**What you should do**
Count how many lines contain the word "value". Respond with the number alone.

## start

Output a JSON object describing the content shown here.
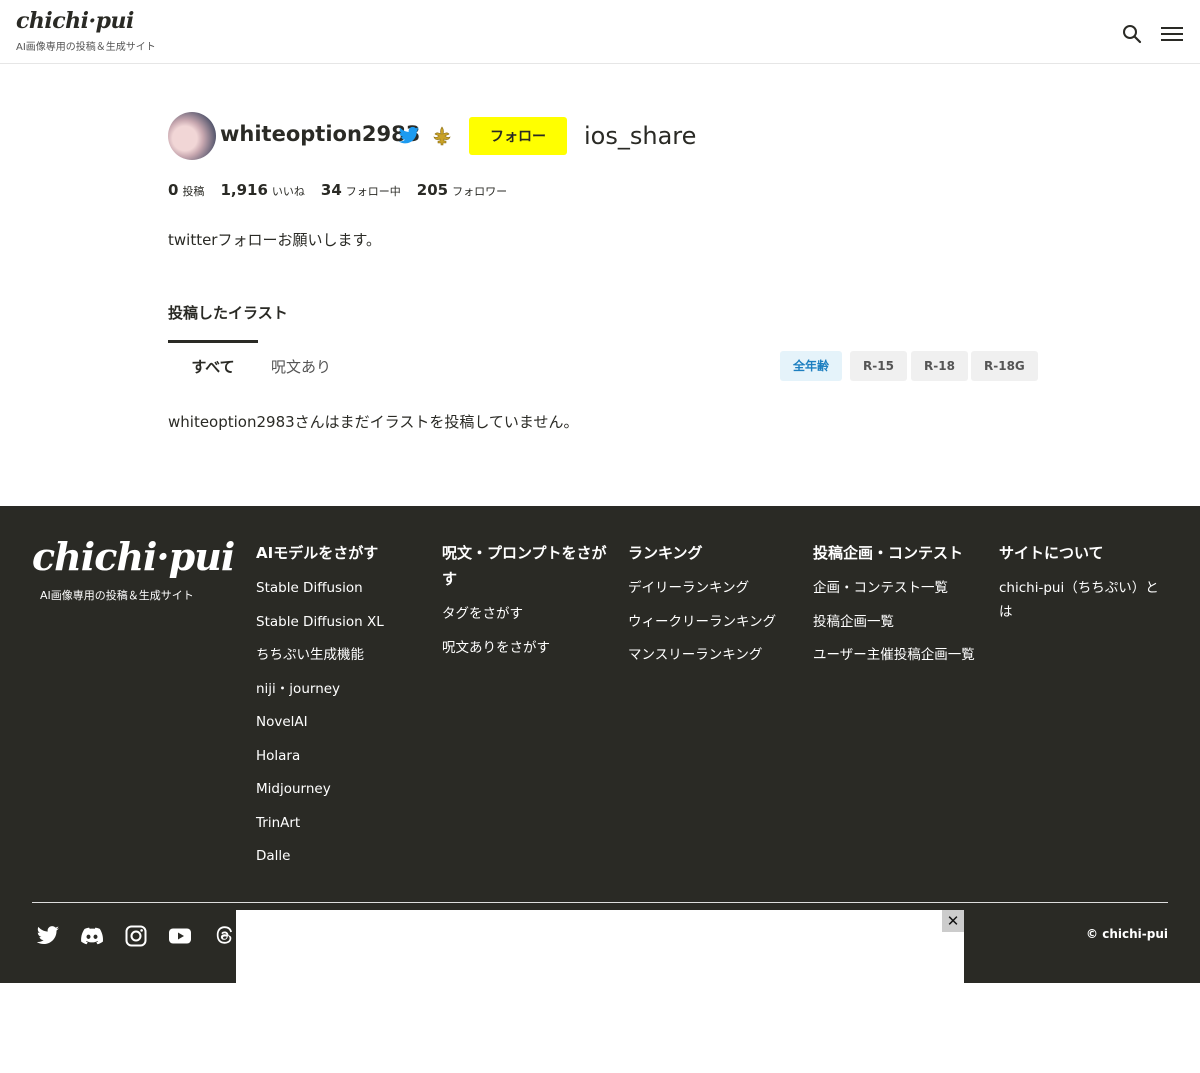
{
  "header": {
    "logo": "chichi·pui",
    "tagline": "AI画像専用の投稿＆生成サイト"
  },
  "profile": {
    "username": "whiteoption2983",
    "follow_label": "フォロー",
    "share_label": "ios_share",
    "stats": [
      {
        "value": "0",
        "label": "投稿"
      },
      {
        "value": "1,916",
        "label": "いいね"
      },
      {
        "value": "34",
        "label": "フォロー中"
      },
      {
        "value": "205",
        "label": "フォロワー"
      }
    ],
    "bio": "twitterフォローお願いします。"
  },
  "illustrations": {
    "title": "投稿したイラスト",
    "tabs": [
      "すべて",
      "呪文あり"
    ],
    "ratings": [
      "全年齢",
      "R-15",
      "R-18",
      "R-18G"
    ],
    "empty_message": "whiteoption2983さんはまだイラストを投稿していません。"
  },
  "footer": {
    "logo": "chichi·pui",
    "tagline": "AI画像専用の投稿＆生成サイト",
    "columns": [
      {
        "title": "AIモデルをさがす",
        "links": [
          "Stable Diffusion",
          "Stable Diffusion XL",
          "ちちぷい生成機能",
          "niji・journey",
          "NovelAI",
          "Holara",
          "Midjourney",
          "TrinArt",
          "Dalle"
        ]
      },
      {
        "title": "呪文・プロンプトをさがす",
        "links": [
          "タグをさがす",
          "呪文ありをさがす"
        ]
      },
      {
        "title": "ランキング",
        "links": [
          "デイリーランキング",
          "ウィークリーランキング",
          "マンスリーランキング"
        ]
      },
      {
        "title": "投稿企画・コンテスト",
        "links": [
          "企画・コンテスト一覧",
          "投稿企画一覧",
          "ユーザー主催投稿企画一覧"
        ]
      },
      {
        "title": "サイトについて",
        "links": [
          "chichi-pui（ちちぷい）とは"
        ]
      }
    ],
    "copyright": "© chichi-pui"
  },
  "ad": {
    "close_label": "✕"
  },
  "colors": {
    "accent_yellow": "#ffff00",
    "footer_bg": "#2a2a25",
    "rating_active_bg": "#e5f3fa",
    "rating_active_text": "#1d7fc0"
  }
}
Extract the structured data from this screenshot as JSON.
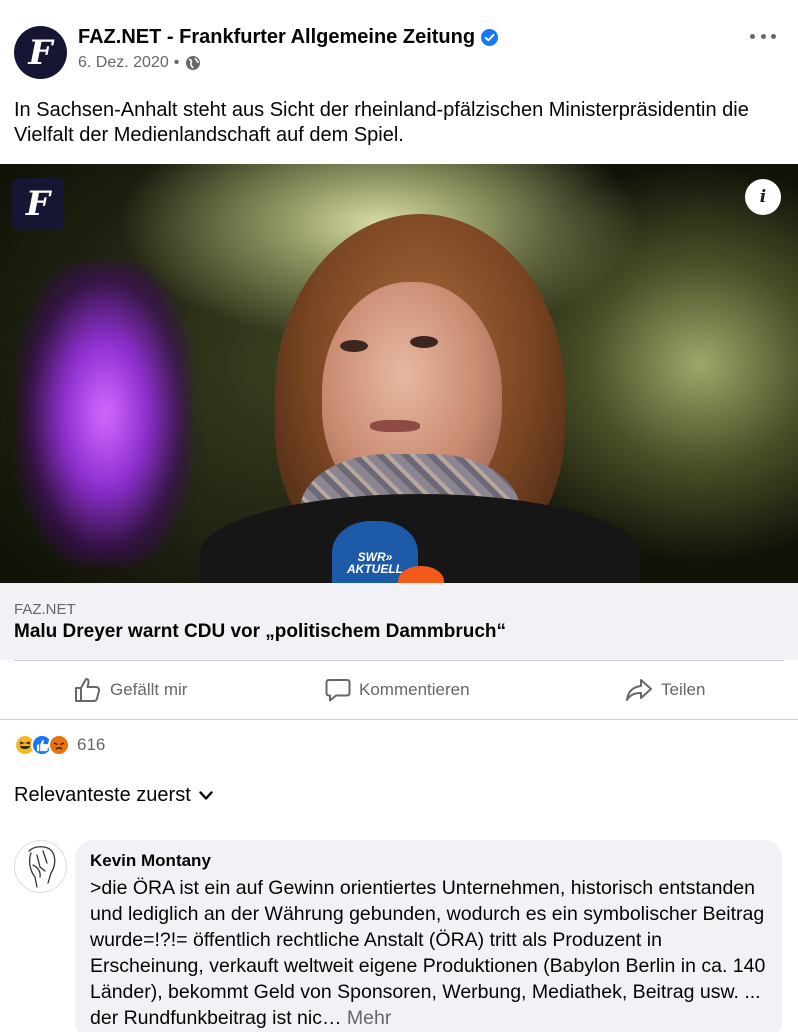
{
  "post": {
    "page_name": "FAZ.NET - Frankfurter Allgemeine Zeitung",
    "date": "6. Dez. 2020",
    "separator": "•",
    "text": "In Sachsen-Anhalt steht aus Sicht der rheinland-pfälzischen Ministerpräsidentin die Vielfalt der Medienlandschaft auf dem Spiel.",
    "avatar_glyph": "F",
    "icons": {
      "verified": "verified-badge-icon",
      "audience": "globe-icon",
      "more": "more-options-icon"
    }
  },
  "link": {
    "image_logo_glyph": "F",
    "image_mic_label": "SWR»\nAKTUELL",
    "info_glyph": "i",
    "domain": "FAZ.NET",
    "title": "Malu Dreyer warnt CDU vor „politischem Dammbruch“"
  },
  "actions": {
    "like": "Gefällt mir",
    "comment": "Kommentieren",
    "share": "Teilen"
  },
  "reactions": {
    "types": [
      "haha",
      "like",
      "angry"
    ],
    "count": "616"
  },
  "sort": {
    "label": "Relevanteste zuerst"
  },
  "comment": {
    "author": "Kevin Montany",
    "text": ">die ÖRA ist ein auf Gewinn orientiertes Unternehmen, historisch entstanden und lediglich an der Währung gebunden, wodurch es ein symbolischer Beitrag wurde=!?!= öffentlich rechtliche Anstalt (ÖRA) tritt als Produzent in Erscheinung, verkauft weltweit eigene Produktionen (Babylon Berlin in ca. 140 Länder), bekommt Geld von Sponsoren, Werbung, Mediathek, Beitrag usw. ... der Rundfunkbeitrag ist nic…",
    "more": "Mehr"
  },
  "colors": {
    "verified_blue": "#1877f2",
    "secondary_text": "#65676b",
    "bubble_bg": "#f0f2f5",
    "faz_navy": "#161634"
  }
}
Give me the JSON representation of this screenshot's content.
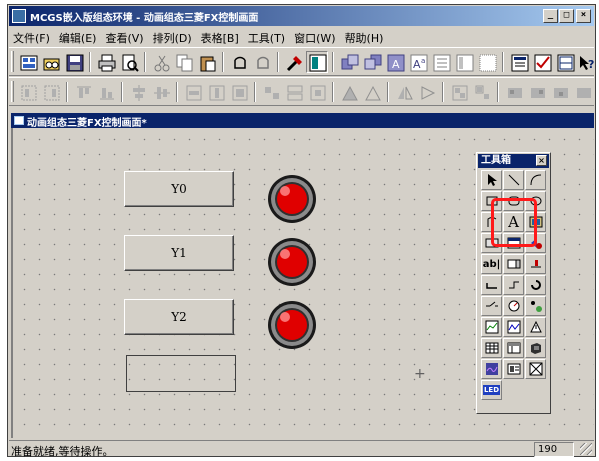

## end

**Solution**
4